● EXERCISE REQUIREMENTS: From the listing below, extract every line containing "this".

● LISTED RECORDS:
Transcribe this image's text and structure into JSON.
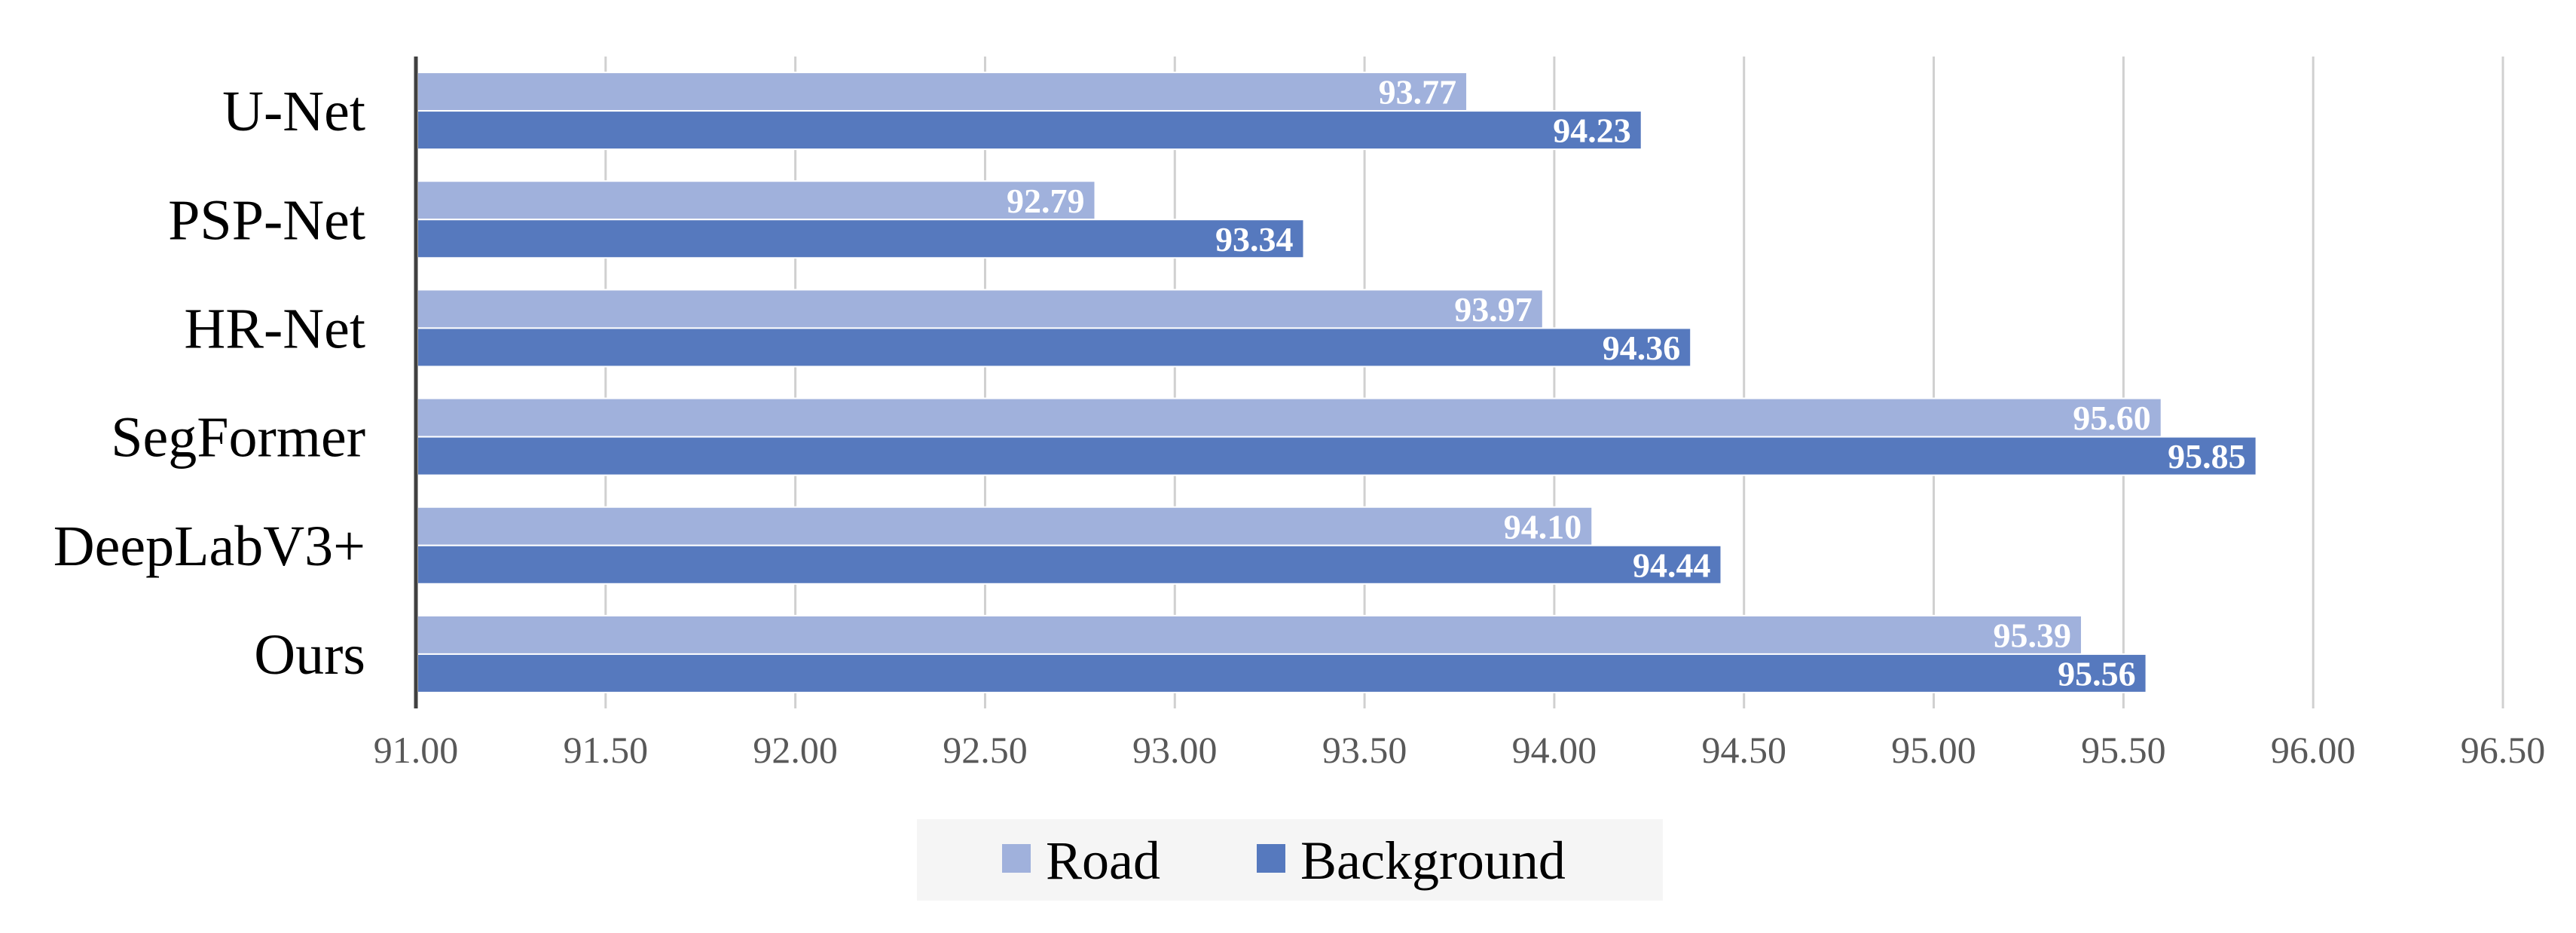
{
  "chart_data": {
    "type": "bar",
    "orientation": "horizontal",
    "categories": [
      "U-Net",
      "PSP-Net",
      "HR-Net",
      "SegFormer",
      "DeepLabV3+",
      "Ours"
    ],
    "series": [
      {
        "name": "Road",
        "color": "#A0B1DC",
        "values": [
          93.77,
          92.79,
          93.97,
          95.6,
          94.1,
          95.39
        ]
      },
      {
        "name": "Background",
        "color": "#5679BE",
        "values": [
          94.23,
          93.34,
          94.36,
          95.85,
          94.44,
          95.56
        ]
      }
    ],
    "xlim": [
      91.0,
      96.5
    ],
    "xticks": [
      "91.00",
      "91.50",
      "92.00",
      "92.50",
      "93.00",
      "93.50",
      "94.00",
      "94.50",
      "95.00",
      "95.50",
      "96.00",
      "96.50"
    ],
    "title": "",
    "xlabel": "",
    "ylabel": "",
    "grid": "vertical",
    "legend": "bottom-center",
    "data_labels": true
  }
}
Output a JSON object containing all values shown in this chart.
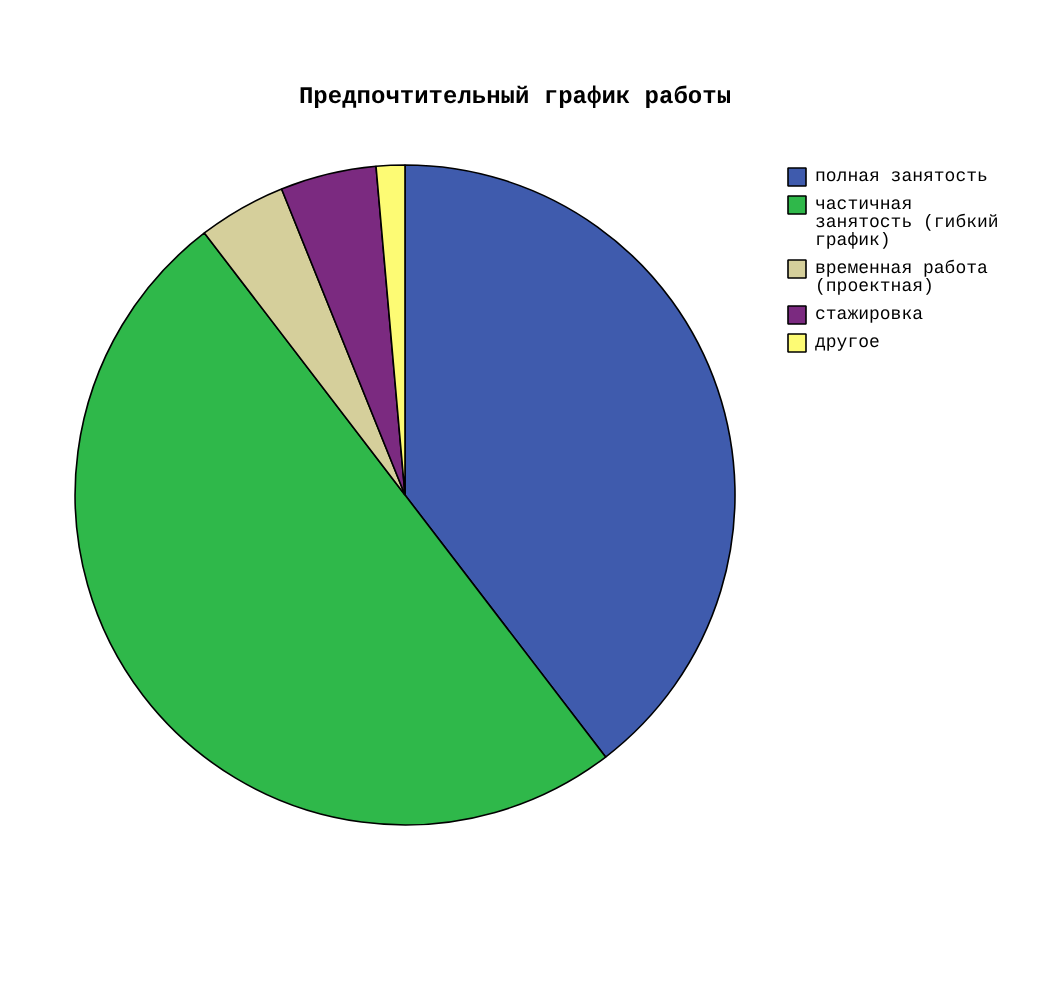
{
  "chart_data": {
    "type": "pie",
    "title": "Предпочтительный график работы",
    "categories": [
      "полная занятость",
      "частичная занятость (гибкий график)",
      "временная работа (проектная)",
      "стажировка",
      "другое"
    ],
    "values": [
      39.6,
      50,
      4.3,
      4.7,
      1.4
    ],
    "colors": [
      "#3f5bad",
      "#2fb84a",
      "#d5cf9b",
      "#7b2a80",
      "#fdfb74"
    ],
    "legend": "right"
  }
}
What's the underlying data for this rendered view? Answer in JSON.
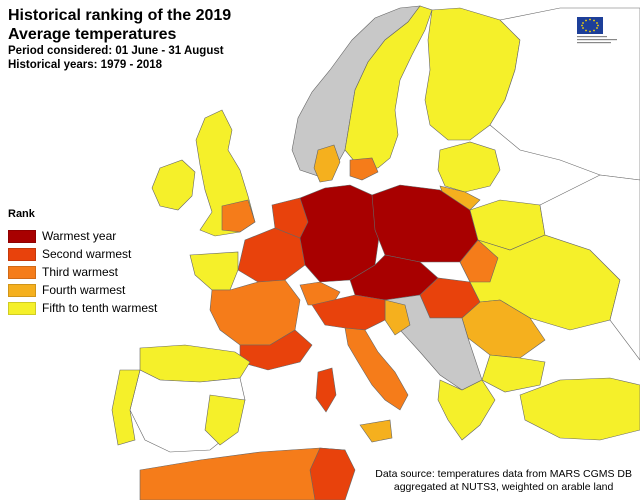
{
  "title": {
    "line1": "Historical ranking of the 2019",
    "line2": "Average temperatures",
    "period": "Period considered: 01 June - 31 August",
    "years": "Historical years: 1979 - 2018"
  },
  "legend": {
    "heading": "Rank",
    "items": [
      {
        "label": "Warmest year",
        "color": "#a80000"
      },
      {
        "label": "Second warmest",
        "color": "#e8420c"
      },
      {
        "label": "Third warmest",
        "color": "#f57c1a"
      },
      {
        "label": "Fourth warmest",
        "color": "#f5b01e"
      },
      {
        "label": "Fifth to tenth warmest",
        "color": "#f5f02a"
      }
    ]
  },
  "colors": {
    "no_data": "#c8c8c8",
    "not_ranked": "#ffffff",
    "sea": "#ffffff",
    "borders": "#555555"
  },
  "source": {
    "line1": "Data source: temperatures data from MARS CGMS DB",
    "line2": "aggregated at NUTS3, weighted on arable land"
  },
  "logo": {
    "icon": "eu-flag-icon"
  }
}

● TASK RESPONSE:
Transcribe this image's text and structure into JSON.
Output a JSON object containing all values shown in this chart.
What's the underlying data for this rendered view? Answer in JSON.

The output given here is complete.